##### Data for the task #####

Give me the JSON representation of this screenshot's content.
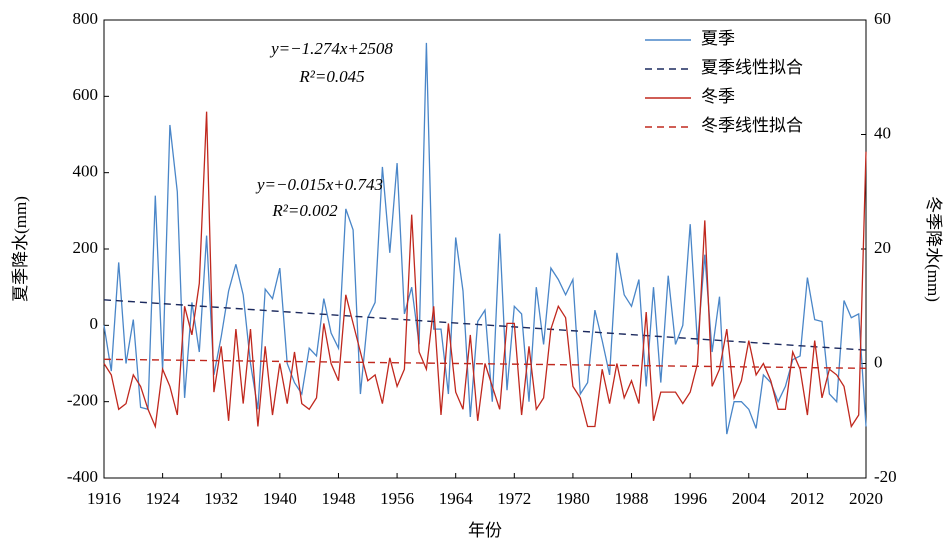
{
  "chart_data": {
    "type": "line",
    "xlabel": "年份",
    "ylabel": "夏季降水(mm)",
    "y2label": "冬季降水(mm)",
    "x": [
      1916,
      1917,
      1918,
      1919,
      1920,
      1921,
      1922,
      1923,
      1924,
      1925,
      1926,
      1927,
      1928,
      1929,
      1930,
      1931,
      1932,
      1933,
      1934,
      1935,
      1936,
      1937,
      1938,
      1939,
      1940,
      1941,
      1942,
      1943,
      1944,
      1945,
      1946,
      1947,
      1948,
      1949,
      1950,
      1951,
      1952,
      1953,
      1954,
      1955,
      1956,
      1957,
      1958,
      1959,
      1960,
      1961,
      1962,
      1963,
      1964,
      1965,
      1966,
      1967,
      1968,
      1969,
      1970,
      1971,
      1972,
      1973,
      1974,
      1975,
      1976,
      1977,
      1978,
      1979,
      1980,
      1981,
      1982,
      1983,
      1984,
      1985,
      1986,
      1987,
      1988,
      1989,
      1990,
      1991,
      1992,
      1993,
      1994,
      1995,
      1996,
      1997,
      1998,
      1999,
      2000,
      2001,
      2002,
      2003,
      2004,
      2005,
      2006,
      2007,
      2008,
      2009,
      2010,
      2011,
      2012,
      2013,
      2014,
      2015,
      2016,
      2017,
      2018,
      2019,
      2020
    ],
    "series": [
      {
        "name": "夏季",
        "color": "#4a86c8",
        "dash": false,
        "axis": "y",
        "values": [
          0,
          -120,
          165,
          -100,
          15,
          -215,
          -220,
          340,
          -120,
          525,
          350,
          -190,
          60,
          -70,
          235,
          -130,
          -30,
          90,
          160,
          80,
          -100,
          -220,
          95,
          70,
          150,
          -100,
          -150,
          -180,
          -60,
          -80,
          70,
          -20,
          -60,
          305,
          250,
          -180,
          20,
          60,
          415,
          190,
          425,
          30,
          100,
          -50,
          740,
          -10,
          -10,
          -180,
          230,
          90,
          -240,
          10,
          40,
          -200,
          240,
          -170,
          50,
          30,
          -200,
          100,
          -50,
          150,
          120,
          80,
          120,
          -180,
          -150,
          40,
          -40,
          -130,
          190,
          80,
          50,
          120,
          -160,
          100,
          -150,
          130,
          -50,
          0,
          265,
          -50,
          185,
          -70,
          75,
          -285,
          -200,
          -200,
          -220,
          -270,
          -130,
          -150,
          -200,
          -160,
          -90,
          -80,
          125,
          15,
          10,
          -180,
          -200,
          65,
          20,
          30,
          -265
        ]
      },
      {
        "name": "夏季线性拟合",
        "color": "#1c2a5e",
        "dash": true,
        "axis": "y",
        "x": [
          1916,
          2020
        ],
        "values": [
          67,
          -65
        ]
      },
      {
        "name": "冬季",
        "color": "#c0281e",
        "dash": false,
        "axis": "y2",
        "values": [
          0,
          -2,
          -8,
          -7,
          -2,
          -4,
          -8,
          -11,
          -1,
          -4,
          -9,
          10,
          5,
          14,
          44,
          -5,
          3,
          -10,
          6,
          -7,
          6,
          -11,
          3,
          -9,
          0,
          -7,
          2,
          -7,
          -8,
          -6,
          7,
          0,
          -3,
          12,
          7,
          2,
          -3,
          -2,
          -7,
          1,
          -4,
          -1,
          26,
          2,
          -1,
          10,
          -9,
          7,
          -5,
          -8,
          5,
          -10,
          0,
          -4,
          -8,
          7,
          7,
          -9,
          3,
          -8,
          -6,
          6,
          10,
          8,
          -4,
          -6,
          -11,
          -11,
          -1,
          -7,
          0,
          -6,
          -3,
          -7,
          9,
          -10,
          -5,
          -5,
          -5,
          -7,
          -5,
          0,
          25,
          -4,
          -1,
          6,
          -6,
          -3,
          4,
          -2,
          0,
          -3,
          -8,
          -8,
          2,
          -1,
          -9,
          4,
          -6,
          -1,
          -2,
          -4,
          -11,
          -9,
          37
        ]
      },
      {
        "name": "冬季线性拟合",
        "color": "#c0281e",
        "dash": true,
        "axis": "y2",
        "x": [
          1916,
          2020
        ],
        "values": [
          0.73,
          -0.83
        ]
      }
    ],
    "xlim": [
      1916,
      2020
    ],
    "xticks": [
      1916,
      1924,
      1932,
      1940,
      1948,
      1956,
      1964,
      1972,
      1980,
      1988,
      1996,
      2004,
      2012,
      2020
    ],
    "ylim": [
      -400,
      800
    ],
    "yticks": [
      -400,
      -200,
      0,
      200,
      400,
      600,
      800
    ],
    "y2lim": [
      -20,
      60
    ],
    "y2ticks": [
      -20,
      0,
      20,
      40,
      60
    ],
    "annotations": [
      {
        "text": "y=−1.274x+2508",
        "color": "#4a86c8"
      },
      {
        "text": "R²=0.045",
        "color": "#4a86c8"
      },
      {
        "text": "y=−0.015x+0.743",
        "color": "#c0281e"
      },
      {
        "text": "R²=0.002",
        "color": "#c0281e"
      }
    ],
    "legend": "upper right"
  }
}
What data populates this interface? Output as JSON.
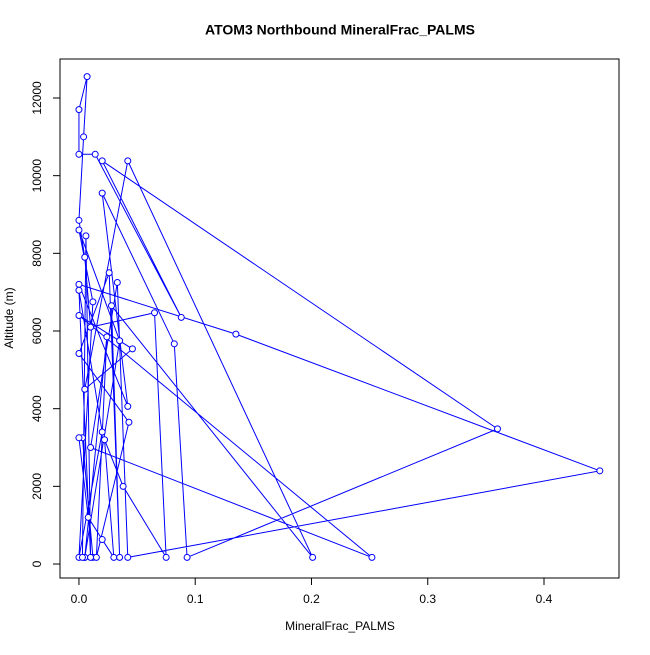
{
  "chart_data": {
    "type": "line",
    "title": "ATOM3 Northbound MineralFrac_PALMS",
    "x_label": "MineralFrac_PALMS",
    "y_label": "Altitude (m)",
    "color": "#0000ff",
    "markers": "open-circle",
    "x": [
      0.005,
      0.012,
      0.003,
      0.0,
      0.008,
      0.02,
      0.03,
      0.022,
      0.038,
      0.075,
      0.065,
      0.01,
      0.005,
      0.0,
      0.004,
      0.007,
      0.0,
      0.0,
      0.014,
      0.088,
      0.02,
      0.36,
      0.093,
      0.082,
      0.02,
      0.042,
      0.0,
      0.135,
      0.448,
      0.042,
      0.033,
      0.01,
      0.252,
      0.0,
      0.046,
      0.005,
      0.042,
      0.201,
      0.028,
      0.035,
      0.026,
      0.0,
      0.043,
      0.015,
      0.024,
      0.005,
      0.035,
      0.0,
      0.012,
      0.0,
      0.02,
      0.0,
      0.01,
      0.006,
      0.003
    ],
    "values": [
      170,
      170,
      3250,
      3250,
      1200,
      630,
      170,
      3200,
      2000,
      170,
      6470,
      6100,
      7900,
      8850,
      11000,
      12550,
      11700,
      10550,
      10550,
      6350,
      10380,
      3480,
      170,
      5670,
      9550,
      4060,
      7200,
      5920,
      2400,
      170,
      7250,
      3000,
      170,
      6400,
      5540,
      4500,
      10380,
      170,
      6650,
      170,
      7500,
      5420,
      3650,
      170,
      5850,
      170,
      5750,
      8600,
      6750,
      170,
      3400,
      7050,
      170,
      8450,
      170
    ],
    "xlim": [
      -0.0163,
      0.4645
    ],
    "ylim": [
      -360,
      13004
    ],
    "xticks": [
      {
        "value": 0,
        "label": "0.0"
      },
      0.1,
      0.2,
      0.3,
      0.4
    ],
    "yticks": [
      0,
      2000,
      4000,
      6000,
      8000,
      10000,
      12000
    ]
  }
}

#####

> [Task objective]:
Send back the data above word for word, with the pictures left out.

> [Full response]:
Give me the JSON representation of this screenshot's content.
{
  "chart_data": {
    "type": "line",
    "xlabel": "年份",
    "ylabel": "夏季降水(mm)",
    "y2label": "冬季降水(mm)",
    "x": [
      1916,
      1917,
      1918,
      1919,
      1920,
      1921,
      1922,
      1923,
      1924,
      1925,
      1926,
      1927,
      1928,
      1929,
      1930,
      1931,
      1932,
      1933,
      1934,
      1935,
      1936,
      1937,
      1938,
      1939,
      1940,
      1941,
      1942,
      1943,
      1944,
      1945,
      1946,
      1947,
      1948,
      1949,
      1950,
      1951,
      1952,
      1953,
      1954,
      1955,
      1956,
      1957,
      1958,
      1959,
      1960,
      1961,
      1962,
      1963,
      1964,
      1965,
      1966,
      1967,
      1968,
      1969,
      1970,
      1971,
      1972,
      1973,
      1974,
      1975,
      1976,
      1977,
      1978,
      1979,
      1980,
      1981,
      1982,
      1983,
      1984,
      1985,
      1986,
      1987,
      1988,
      1989,
      1990,
      1991,
      1992,
      1993,
      1994,
      1995,
      1996,
      1997,
      1998,
      1999,
      2000,
      2001,
      2002,
      2003,
      2004,
      2005,
      2006,
      2007,
      2008,
      2009,
      2010,
      2011,
      2012,
      2013,
      2014,
      2015,
      2016,
      2017,
      2018,
      2019,
      2020
    ],
    "series": [
      {
        "name": "夏季",
        "color": "#4a86c8",
        "dash": false,
        "axis": "y",
        "values": [
          0,
          -120,
          165,
          -100,
          15,
          -215,
          -220,
          340,
          -120,
          525,
          350,
          -190,
          60,
          -70,
          235,
          -130,
          -30,
          90,
          160,
          80,
          -100,
          -220,
          95,
          70,
          150,
          -100,
          -150,
          -180,
          -60,
          -80,
          70,
          -20,
          -60,
          305,
          250,
          -180,
          20,
          60,
          415,
          190,
          425,
          30,
          100,
          -50,
          740,
          -10,
          -10,
          -180,
          230,
          90,
          -240,
          10,
          40,
          -200,
          240,
          -170,
          50,
          30,
          -200,
          100,
          -50,
          150,
          120,
          80,
          120,
          -180,
          -150,
          40,
          -40,
          -130,
          190,
          80,
          50,
          120,
          -160,
          100,
          -150,
          130,
          -50,
          0,
          265,
          -50,
          185,
          -70,
          75,
          -285,
          -200,
          -200,
          -220,
          -270,
          -130,
          -150,
          -200,
          -160,
          -90,
          -80,
          125,
          15,
          10,
          -180,
          -200,
          65,
          20,
          30,
          -265
        ]
      },
      {
        "name": "夏季线性拟合",
        "color": "#1c2a5e",
        "dash": true,
        "axis": "y",
        "x": [
          1916,
          2020
        ],
        "values": [
          67,
          -65
        ]
      },
      {
        "name": "冬季",
        "color": "#c0281e",
        "dash": false,
        "axis": "y2",
        "values": [
          0,
          -2,
          -8,
          -7,
          -2,
          -4,
          -8,
          -11,
          -1,
          -4,
          -9,
          10,
          5,
          14,
          44,
          -5,
          3,
          -10,
          6,
          -7,
          6,
          -11,
          3,
          -9,
          0,
          -7,
          2,
          -7,
          -8,
          -6,
          7,
          0,
          -3,
          12,
          7,
          2,
          -3,
          -2,
          -7,
          1,
          -4,
          -1,
          26,
          2,
          -1,
          10,
          -9,
          7,
          -5,
          -8,
          5,
          -10,
          0,
          -4,
          -8,
          7,
          7,
          -9,
          3,
          -8,
          -6,
          6,
          10,
          8,
          -4,
          -6,
          -11,
          -11,
          -1,
          -7,
          0,
          -6,
          -3,
          -7,
          9,
          -10,
          -5,
          -5,
          -5,
          -7,
          -5,
          0,
          25,
          -4,
          -1,
          6,
          -6,
          -3,
          4,
          -2,
          0,
          -3,
          -8,
          -8,
          2,
          -1,
          -9,
          4,
          -6,
          -1,
          -2,
          -4,
          -11,
          -9,
          37
        ]
      },
      {
        "name": "冬季线性拟合",
        "color": "#c0281e",
        "dash": true,
        "axis": "y2",
        "x": [
          1916,
          2020
        ],
        "values": [
          0.73,
          -0.83
        ]
      }
    ],
    "xlim": [
      1916,
      2020
    ],
    "xticks": [
      1916,
      1924,
      1932,
      1940,
      1948,
      1956,
      1964,
      1972,
      1980,
      1988,
      1996,
      2004,
      2012,
      2020
    ],
    "ylim": [
      -400,
      800
    ],
    "yticks": [
      -400,
      -200,
      0,
      200,
      400,
      600,
      800
    ],
    "y2lim": [
      -20,
      60
    ],
    "y2ticks": [
      -20,
      0,
      20,
      40,
      60
    ],
    "annotations": [
      {
        "text": "y=−1.274x+2508",
        "color": "#4a86c8"
      },
      {
        "text": "R²=0.045",
        "color": "#4a86c8"
      },
      {
        "text": "y=−0.015x+0.743",
        "color": "#c0281e"
      },
      {
        "text": "R²=0.002",
        "color": "#c0281e"
      }
    ],
    "legend": "upper right"
  }
}
What data populates this interface? Output as JSON.
{
  "chart_data": {
    "type": "line",
    "title": "ATOM3 Northbound MineralFrac_PALMS",
    "x_label": "MineralFrac_PALMS",
    "y_label": "Altitude (m)",
    "color": "#0000ff",
    "markers": "open-circle",
    "x": [
      0.005,
      0.012,
      0.003,
      0.0,
      0.008,
      0.02,
      0.03,
      0.022,
      0.038,
      0.075,
      0.065,
      0.01,
      0.005,
      0.0,
      0.004,
      0.007,
      0.0,
      0.0,
      0.014,
      0.088,
      0.02,
      0.36,
      0.093,
      0.082,
      0.02,
      0.042,
      0.0,
      0.135,
      0.448,
      0.042,
      0.033,
      0.01,
      0.252,
      0.0,
      0.046,
      0.005,
      0.042,
      0.201,
      0.028,
      0.035,
      0.026,
      0.0,
      0.043,
      0.015,
      0.024,
      0.005,
      0.035,
      0.0,
      0.012,
      0.0,
      0.02,
      0.0,
      0.01,
      0.006,
      0.003
    ],
    "values": [
      170,
      170,
      3250,
      3250,
      1200,
      630,
      170,
      3200,
      2000,
      170,
      6470,
      6100,
      7900,
      8850,
      11000,
      12550,
      11700,
      10550,
      10550,
      6350,
      10380,
      3480,
      170,
      5670,
      9550,
      4060,
      7200,
      5920,
      2400,
      170,
      7250,
      3000,
      170,
      6400,
      5540,
      4500,
      10380,
      170,
      6650,
      170,
      7500,
      5420,
      3650,
      170,
      5850,
      170,
      5750,
      8600,
      6750,
      170,
      3400,
      7050,
      170,
      8450,
      170
    ],
    "xlim": [
      -0.0163,
      0.4645
    ],
    "ylim": [
      -360,
      13004
    ],
    "xticks": [
      {
        "value": 0,
        "label": "0.0"
      },
      0.1,
      0.2,
      0.3,
      0.4
    ],
    "yticks": [
      0,
      2000,
      4000,
      6000,
      8000,
      10000,
      12000
    ]
  }
}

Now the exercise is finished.